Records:
○ ○ ○ ○
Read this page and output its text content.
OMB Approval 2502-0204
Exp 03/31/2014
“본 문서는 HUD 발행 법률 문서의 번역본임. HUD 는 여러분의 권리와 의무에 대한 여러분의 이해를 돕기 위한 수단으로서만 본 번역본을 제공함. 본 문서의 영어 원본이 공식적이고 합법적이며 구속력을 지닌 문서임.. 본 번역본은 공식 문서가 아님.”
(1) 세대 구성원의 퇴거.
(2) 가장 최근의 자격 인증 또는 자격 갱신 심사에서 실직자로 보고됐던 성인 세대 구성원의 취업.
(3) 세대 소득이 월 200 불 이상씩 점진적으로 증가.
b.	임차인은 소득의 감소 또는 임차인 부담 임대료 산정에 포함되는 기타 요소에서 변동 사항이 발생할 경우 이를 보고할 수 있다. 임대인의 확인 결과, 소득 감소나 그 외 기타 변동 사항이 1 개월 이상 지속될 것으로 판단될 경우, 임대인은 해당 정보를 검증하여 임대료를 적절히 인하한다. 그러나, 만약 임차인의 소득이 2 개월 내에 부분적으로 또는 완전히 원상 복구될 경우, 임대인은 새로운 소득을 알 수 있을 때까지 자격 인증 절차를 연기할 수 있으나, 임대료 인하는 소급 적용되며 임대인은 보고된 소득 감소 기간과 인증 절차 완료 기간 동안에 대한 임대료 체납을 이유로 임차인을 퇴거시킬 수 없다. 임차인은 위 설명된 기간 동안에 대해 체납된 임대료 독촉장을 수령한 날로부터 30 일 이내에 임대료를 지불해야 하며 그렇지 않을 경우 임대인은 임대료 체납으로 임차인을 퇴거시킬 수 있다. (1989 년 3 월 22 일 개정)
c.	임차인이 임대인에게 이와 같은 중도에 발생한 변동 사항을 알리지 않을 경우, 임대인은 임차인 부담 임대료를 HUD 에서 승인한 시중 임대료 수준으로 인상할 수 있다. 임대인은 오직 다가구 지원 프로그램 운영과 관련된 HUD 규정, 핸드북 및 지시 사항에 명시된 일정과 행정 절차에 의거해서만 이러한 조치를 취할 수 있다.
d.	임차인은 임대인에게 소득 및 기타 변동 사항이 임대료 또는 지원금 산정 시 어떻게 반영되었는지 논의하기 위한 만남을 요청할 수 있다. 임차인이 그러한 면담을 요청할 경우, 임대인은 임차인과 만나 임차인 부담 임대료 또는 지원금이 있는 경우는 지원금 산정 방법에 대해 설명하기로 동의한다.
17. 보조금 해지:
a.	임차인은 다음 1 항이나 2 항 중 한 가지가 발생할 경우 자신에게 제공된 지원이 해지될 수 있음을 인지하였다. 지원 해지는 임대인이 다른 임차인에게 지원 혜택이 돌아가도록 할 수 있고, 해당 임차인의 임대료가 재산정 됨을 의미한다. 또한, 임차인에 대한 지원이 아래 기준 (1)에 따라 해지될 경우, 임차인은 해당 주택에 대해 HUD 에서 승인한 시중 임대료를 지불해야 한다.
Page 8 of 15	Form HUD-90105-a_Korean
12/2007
○ ○ ○ ○
PROBLEM STATEMENT: Indicate how many lines of the material include the word "구성원의"; the number alone is required.

COMPLETE RESPONSE: 2